* _What is being asked_: Everything from the line containing "Enumerate this screenshot's" to the final line of the records below should be given again exactly, and nothing else.

++++ Provided information ++++

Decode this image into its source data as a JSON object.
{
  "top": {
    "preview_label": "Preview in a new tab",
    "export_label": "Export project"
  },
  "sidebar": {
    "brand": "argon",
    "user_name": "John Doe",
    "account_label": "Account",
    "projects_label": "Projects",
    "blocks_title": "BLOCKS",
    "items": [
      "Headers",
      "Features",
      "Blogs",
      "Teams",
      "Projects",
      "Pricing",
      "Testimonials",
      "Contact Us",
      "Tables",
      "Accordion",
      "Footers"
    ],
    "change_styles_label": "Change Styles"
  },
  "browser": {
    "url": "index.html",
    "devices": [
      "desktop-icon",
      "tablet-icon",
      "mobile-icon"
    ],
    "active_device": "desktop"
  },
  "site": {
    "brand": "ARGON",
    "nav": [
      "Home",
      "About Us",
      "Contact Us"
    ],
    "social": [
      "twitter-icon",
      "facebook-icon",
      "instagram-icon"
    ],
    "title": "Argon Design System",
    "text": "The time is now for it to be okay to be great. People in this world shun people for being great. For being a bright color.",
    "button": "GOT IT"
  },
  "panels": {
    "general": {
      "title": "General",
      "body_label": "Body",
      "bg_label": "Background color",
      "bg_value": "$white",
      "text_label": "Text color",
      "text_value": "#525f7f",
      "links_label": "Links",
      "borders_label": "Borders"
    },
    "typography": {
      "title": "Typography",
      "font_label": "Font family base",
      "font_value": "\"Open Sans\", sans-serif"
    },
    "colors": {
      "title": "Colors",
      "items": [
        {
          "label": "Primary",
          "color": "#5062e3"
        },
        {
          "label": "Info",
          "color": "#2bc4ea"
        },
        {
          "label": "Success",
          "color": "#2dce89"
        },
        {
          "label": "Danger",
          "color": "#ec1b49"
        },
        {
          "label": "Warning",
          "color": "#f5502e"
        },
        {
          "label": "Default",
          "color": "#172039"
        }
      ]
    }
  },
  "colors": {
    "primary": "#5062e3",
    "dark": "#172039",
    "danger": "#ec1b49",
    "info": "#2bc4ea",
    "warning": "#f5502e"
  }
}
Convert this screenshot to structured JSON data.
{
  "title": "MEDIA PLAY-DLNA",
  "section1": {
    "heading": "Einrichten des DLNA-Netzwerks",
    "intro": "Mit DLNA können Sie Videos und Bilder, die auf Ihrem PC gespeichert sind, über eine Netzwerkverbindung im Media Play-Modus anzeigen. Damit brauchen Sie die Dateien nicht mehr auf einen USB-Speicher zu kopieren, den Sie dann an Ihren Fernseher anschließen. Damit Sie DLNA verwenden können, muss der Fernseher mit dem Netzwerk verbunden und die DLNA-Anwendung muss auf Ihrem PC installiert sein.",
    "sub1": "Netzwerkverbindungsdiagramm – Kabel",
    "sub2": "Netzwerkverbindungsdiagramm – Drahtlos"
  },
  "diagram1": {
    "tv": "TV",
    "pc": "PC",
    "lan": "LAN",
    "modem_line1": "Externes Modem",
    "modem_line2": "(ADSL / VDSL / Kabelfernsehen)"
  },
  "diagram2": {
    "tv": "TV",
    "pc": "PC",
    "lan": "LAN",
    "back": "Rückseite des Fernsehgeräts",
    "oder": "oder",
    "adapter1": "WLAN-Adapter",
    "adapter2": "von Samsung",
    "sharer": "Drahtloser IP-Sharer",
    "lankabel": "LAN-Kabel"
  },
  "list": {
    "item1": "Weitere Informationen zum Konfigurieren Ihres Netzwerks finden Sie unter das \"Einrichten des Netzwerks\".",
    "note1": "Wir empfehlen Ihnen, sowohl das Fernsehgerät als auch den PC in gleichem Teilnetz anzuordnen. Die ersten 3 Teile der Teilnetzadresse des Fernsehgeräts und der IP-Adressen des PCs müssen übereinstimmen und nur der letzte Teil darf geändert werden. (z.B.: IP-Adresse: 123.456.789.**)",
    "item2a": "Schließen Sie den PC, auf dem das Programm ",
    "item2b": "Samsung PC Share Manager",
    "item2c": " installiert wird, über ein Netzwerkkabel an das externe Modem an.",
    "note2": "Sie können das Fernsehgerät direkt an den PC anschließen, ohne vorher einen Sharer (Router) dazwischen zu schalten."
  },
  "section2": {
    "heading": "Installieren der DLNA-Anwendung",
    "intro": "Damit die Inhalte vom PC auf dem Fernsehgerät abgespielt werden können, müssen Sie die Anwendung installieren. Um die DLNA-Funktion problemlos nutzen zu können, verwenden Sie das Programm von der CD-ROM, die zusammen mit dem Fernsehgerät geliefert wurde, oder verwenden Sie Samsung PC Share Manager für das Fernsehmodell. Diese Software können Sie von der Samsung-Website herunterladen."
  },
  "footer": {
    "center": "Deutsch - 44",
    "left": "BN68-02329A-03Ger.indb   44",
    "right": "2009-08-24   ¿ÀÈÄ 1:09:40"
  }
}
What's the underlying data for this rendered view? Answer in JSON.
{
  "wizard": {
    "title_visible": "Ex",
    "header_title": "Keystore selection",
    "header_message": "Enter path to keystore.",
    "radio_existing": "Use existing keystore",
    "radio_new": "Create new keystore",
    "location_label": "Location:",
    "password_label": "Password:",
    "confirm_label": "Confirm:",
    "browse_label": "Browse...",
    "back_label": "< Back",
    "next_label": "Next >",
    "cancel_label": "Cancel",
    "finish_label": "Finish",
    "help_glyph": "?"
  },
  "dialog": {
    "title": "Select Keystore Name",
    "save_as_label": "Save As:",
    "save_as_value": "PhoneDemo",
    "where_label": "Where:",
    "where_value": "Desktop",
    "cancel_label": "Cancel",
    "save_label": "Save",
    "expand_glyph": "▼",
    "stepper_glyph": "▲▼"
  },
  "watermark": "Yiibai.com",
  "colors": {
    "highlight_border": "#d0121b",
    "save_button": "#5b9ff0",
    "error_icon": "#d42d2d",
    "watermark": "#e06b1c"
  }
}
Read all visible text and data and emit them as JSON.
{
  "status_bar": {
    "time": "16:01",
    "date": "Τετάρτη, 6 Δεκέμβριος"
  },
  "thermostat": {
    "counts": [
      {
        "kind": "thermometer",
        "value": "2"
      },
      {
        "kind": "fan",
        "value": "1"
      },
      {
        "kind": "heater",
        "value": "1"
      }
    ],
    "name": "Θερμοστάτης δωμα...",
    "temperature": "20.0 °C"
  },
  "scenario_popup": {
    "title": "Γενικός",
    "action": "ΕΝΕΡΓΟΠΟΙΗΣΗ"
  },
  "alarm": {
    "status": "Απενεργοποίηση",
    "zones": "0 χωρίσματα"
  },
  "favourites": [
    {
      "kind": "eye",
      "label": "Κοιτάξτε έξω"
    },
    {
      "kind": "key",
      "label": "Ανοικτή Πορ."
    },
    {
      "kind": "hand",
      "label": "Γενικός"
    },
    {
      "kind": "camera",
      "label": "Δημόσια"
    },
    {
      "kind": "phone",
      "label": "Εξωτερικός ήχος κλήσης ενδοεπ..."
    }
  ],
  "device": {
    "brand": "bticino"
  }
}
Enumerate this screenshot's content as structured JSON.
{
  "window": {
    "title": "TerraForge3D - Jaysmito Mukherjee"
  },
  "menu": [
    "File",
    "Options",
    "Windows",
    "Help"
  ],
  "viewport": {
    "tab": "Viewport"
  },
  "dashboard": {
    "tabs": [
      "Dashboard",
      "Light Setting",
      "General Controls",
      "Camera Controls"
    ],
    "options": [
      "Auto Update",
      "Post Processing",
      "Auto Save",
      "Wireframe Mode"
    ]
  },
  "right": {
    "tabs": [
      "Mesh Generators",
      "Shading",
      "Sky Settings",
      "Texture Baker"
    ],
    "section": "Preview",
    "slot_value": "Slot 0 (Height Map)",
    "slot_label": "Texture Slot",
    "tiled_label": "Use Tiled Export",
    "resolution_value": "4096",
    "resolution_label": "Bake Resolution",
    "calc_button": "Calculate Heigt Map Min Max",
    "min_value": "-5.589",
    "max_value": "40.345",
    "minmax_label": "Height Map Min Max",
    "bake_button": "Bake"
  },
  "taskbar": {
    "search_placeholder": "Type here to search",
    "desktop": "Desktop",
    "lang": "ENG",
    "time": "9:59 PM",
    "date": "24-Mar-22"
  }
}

++++

* _Exercise output_:
Enumerate this screenshot's content as structured JSON.
{
  "window": {
    "title": "TerraForge3D - Jaysmito Mukherjee"
  },
  "menu": [
    "File",
    "Options",
    "Windows",
    "Help"
  ],
  "viewport": {
    "tab": "Viewport"
  },
  "dashboard": {
    "tabs": [
      "Dashboard",
      "Light Setting",
      "General Controls",
      "Camera Controls"
    ],
    "options": [
      "Auto Update",
      "Post Processing",
      "Auto Save",
      "Wireframe Mode"
    ]
  },
  "right": {
    "tabs": [
      "Mesh Generators",
      "Shading",
      "Sky Settings",
      "Texture Baker"
    ],
    "section": "Preview",
    "slot_value": "Slot 0 (Height Map)",
    "slot_label": "Texture Slot",
    "tiled_label": "Use Tiled Export",
    "resolution_value": "4096",
    "resolution_label": "Bake Resolution",
    "calc_button": "Calculate Heigt Map Min Max",
    "min_value": "-5.589",
    "max_value": "40.345",
    "minmax_label": "Height Map Min Max",
    "bake_button": "Bake"
  },
  "taskbar": {
    "search_placeholder": "Type here to search",
    "desktop": "Desktop",
    "lang": "ENG",
    "time": "9:59 PM",
    "date": "24-Mar-22"
  }
}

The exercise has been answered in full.